▸ **节选段落**
╔══
• 【python】理想论坛帖子爬虫1.06


    昨天认识到在本期同时起一百个回调/线程后程序会崩溃,造成结果不可信。

    于是决定用Python单线程操作,因为它理论上就用主线程跑不会有问题,只是时间长点。

    写好程序后,测试了一中午,210个主贴,11974个帖子,11974个文件都生成了。

    当然,程序没有一蹴而就,原有的对requests属性不加限制时最多跑个四千条就崩了,参考了 “https://blog.csdn.net/shi_weihappy/article/details/51009602”的做法后才知道要将requests.session.keep_alive = False,以免资源不释放。另外加了一点异常时让其重复处理的代码,以免丢失数据。这两处代码都在saveTopicDetail函数中。

    代码如下:

    #------------------------------------------------------------------------------------
    # 理想论坛爬虫1.06,用于爬取主贴再爬子贴,数据存到文件里,再由insertDB.py读取插DB
    # 2018年4月26日
    #------------------------------------------------------------------------------------
    from bs4 import BeautifulSoup
    import requests
    import threading
    import re
    import time
    import datetime
    import os
    import json
    import colorama
    from colorama import Fore, Back, Style
    colorama.init()
    
    user_agent='Mozilla/5.0 (Windows NT 10.0; WOW64) AppleWebKit/537.36 (KHTML, like Gecko) Chrome/65.0.3325.181 Safari/537.36'
    headers={'User-Agent':user_agent}
    
    # 存储数据文件的目录
    folder=""
    
    # 主帖数组
    topics=[]
    
    #------------------------------------
    # 在论坛页中寻找主贴
    # pageUrl:论坛页url
    #------------------------------------
    def findTopics(pageUrl):
        print("
    开始读取页面"+pageUrl+"的帖子");
    
        try:
            rsp=requests.get(pageUrl,headers=headers)
            soup= BeautifulSoup(rsp.text,'html.parser',from_encoding='gb2312')
    
            for tbodys in soup.find_all('tbody'):
                pageCount=1
                url='none'
                title='none'
    
                for spans in tbodys.find_all('span',class_="forumdisplay"):
                    for link in spans.find_all('a'):
                        if link and link.get("href"): 
                           url="http://www.55188.com/"+link.get("href")
                           title=link.text
                            
                for spans in tbodys.find_all('span',class_="threadpages"):
                    for link in spans.find_all('a'):
                        pageCount=link.text
                    
                if url!='none' and title!='none':
                    topic={'pageCount':pageCount,'url':url,'title':title}
                    topics.append(topic)
╚══
▸ **提取的数据条目**
╔══
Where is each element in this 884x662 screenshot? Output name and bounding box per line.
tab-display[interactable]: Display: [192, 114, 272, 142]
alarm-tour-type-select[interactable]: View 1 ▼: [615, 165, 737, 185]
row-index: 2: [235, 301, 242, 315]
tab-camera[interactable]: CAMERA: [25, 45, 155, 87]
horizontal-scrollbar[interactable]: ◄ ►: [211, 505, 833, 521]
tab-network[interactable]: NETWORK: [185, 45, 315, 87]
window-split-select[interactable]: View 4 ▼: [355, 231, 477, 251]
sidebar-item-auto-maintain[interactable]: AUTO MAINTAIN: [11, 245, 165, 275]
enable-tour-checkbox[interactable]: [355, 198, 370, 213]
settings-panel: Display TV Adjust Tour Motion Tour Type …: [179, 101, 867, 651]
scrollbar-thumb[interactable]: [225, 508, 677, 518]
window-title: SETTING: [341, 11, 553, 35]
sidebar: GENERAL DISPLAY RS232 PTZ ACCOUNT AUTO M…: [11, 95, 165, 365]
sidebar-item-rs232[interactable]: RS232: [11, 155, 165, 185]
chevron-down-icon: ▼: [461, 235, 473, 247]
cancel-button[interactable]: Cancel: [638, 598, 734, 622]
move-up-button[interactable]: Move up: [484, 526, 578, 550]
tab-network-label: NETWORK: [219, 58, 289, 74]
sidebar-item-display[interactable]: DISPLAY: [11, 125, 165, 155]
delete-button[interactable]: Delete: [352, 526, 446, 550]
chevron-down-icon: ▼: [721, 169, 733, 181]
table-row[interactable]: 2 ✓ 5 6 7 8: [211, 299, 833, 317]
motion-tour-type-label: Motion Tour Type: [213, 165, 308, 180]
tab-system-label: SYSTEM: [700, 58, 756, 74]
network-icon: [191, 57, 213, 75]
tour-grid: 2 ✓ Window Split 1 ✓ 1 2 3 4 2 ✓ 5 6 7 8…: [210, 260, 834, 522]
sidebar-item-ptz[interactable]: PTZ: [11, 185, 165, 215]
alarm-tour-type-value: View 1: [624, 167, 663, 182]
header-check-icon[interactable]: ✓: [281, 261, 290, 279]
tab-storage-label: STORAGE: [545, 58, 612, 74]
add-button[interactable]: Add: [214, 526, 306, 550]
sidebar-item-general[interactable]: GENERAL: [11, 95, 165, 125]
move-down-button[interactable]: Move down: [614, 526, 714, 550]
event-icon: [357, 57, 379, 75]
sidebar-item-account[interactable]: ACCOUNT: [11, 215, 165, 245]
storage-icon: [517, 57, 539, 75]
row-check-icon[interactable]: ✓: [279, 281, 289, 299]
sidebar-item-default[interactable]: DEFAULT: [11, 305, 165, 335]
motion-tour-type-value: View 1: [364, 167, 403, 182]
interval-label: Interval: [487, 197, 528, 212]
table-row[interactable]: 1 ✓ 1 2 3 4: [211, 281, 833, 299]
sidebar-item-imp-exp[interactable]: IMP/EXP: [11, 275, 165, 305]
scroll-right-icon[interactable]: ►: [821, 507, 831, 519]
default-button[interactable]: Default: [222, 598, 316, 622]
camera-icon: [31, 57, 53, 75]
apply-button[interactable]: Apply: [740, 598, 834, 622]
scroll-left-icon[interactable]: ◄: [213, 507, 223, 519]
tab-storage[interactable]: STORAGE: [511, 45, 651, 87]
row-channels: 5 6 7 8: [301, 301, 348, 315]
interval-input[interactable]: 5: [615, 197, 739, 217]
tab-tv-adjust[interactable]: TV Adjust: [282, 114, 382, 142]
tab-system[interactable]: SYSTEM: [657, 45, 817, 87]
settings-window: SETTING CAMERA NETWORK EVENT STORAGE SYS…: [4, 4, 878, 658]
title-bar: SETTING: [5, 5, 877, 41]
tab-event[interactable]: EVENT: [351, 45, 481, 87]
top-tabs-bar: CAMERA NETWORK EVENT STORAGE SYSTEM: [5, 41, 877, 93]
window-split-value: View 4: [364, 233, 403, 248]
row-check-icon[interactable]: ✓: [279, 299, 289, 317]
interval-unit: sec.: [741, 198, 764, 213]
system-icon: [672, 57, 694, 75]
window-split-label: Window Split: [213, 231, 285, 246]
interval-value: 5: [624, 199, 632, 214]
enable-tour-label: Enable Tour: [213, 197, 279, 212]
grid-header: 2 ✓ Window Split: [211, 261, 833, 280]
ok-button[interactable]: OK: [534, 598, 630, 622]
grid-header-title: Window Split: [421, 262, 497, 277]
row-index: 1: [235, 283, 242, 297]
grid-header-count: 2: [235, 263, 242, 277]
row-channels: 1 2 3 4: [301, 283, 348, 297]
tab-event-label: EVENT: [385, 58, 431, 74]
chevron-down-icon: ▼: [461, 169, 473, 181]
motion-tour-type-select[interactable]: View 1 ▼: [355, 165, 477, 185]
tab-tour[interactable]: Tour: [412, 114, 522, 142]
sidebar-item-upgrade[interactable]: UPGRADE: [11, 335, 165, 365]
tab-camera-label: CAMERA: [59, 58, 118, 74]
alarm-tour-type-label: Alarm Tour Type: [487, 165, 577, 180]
╚══
▸ **给定任务**
请从上面那篇理想论坛帖子爬虫文章的末尾接着往下续写。

▸ **书面回答**
    
            #print("读取页面"+pageUrl+"的帖子完毕");
        except Exception as e:
            log("findTopics出现异常:"+str(e),'red')
    
    #------------------------------------
    # 以不同颜色在控制台输出文字
    # pageUrl:论坛页url
    #------------------------------------
    def log(text,color):
        if color=='red':
            print(Fore.RED + text+ Style.RESET_ALL)
        elif color=='green':
            print(Fore.GREEN + text+ Style.RESET_ALL)
        else:
            print(text)
    
    #------------------------------------
    # 找到并保存帖子的细节
    # index:序号,url:地址,title:标题
    #------------------------------------
    def saveTopicDetail(index,url,title):
        infos=[]    # 找到的子贴信息
    
        while(len(infos)==0):
            try:
                rsp=requests.get(url,headers=headers)                       
                soup= BeautifulSoup(rsp.text,'html.parser',from_encoding='gb2312')
                session = requests.session()
                session.keep_alive = False
                
                for divs in soup.find_all('div',class_="postinfo"):
                    # 用正则表达式将多个空白字符替换成一个空格
                    RE = re.compile(r'(s+)')
                    line=RE.sub(" ",divs.text)
                    arr=line.split(' ')
                    arrLength=len(arr)
    
                    if arrLength==7:
                        info={'楼层':arr[1],
                              '作者':arr[2].replace('只看:',''),
                              '日期':arr[4],
                              '时间':arr[5],'title':title,'url':url}
                        infos.append(info);
                    elif arrLength==8:
                        info={'楼层':arr[1],
                              '作者':arr[2].replace('只看:',''),
                              '日期':arr[5],
                              '时间':arr[6],'title':title,'url':url}
                        infos.append(info);
    
                #存文件
                filename=folder+"/"+str(index)+'.json'
                with open(filename,'w',encoding='utf-8') as fObj:
                    json.dump(infos,fObj)
            except Exception as e:
                log("findTopicDetail访问"+url+"时出现异常:"+str(e),'red')
                time.sleep(5); # 如果出现异常,休息五秒后再试
                continue;
    
    #------------------------------------
    # 入口函数
    # start:起始页,end:终止页
    #------------------------------------
    def main(start,end):
        # 创建目录
        currTime=time.strftime('%H_%M_%S',time.localtime(time.time()))
        global folder
        folder="./"+currTime
        os.makedirs(folder)
        print("目录"+folder+"创建完成")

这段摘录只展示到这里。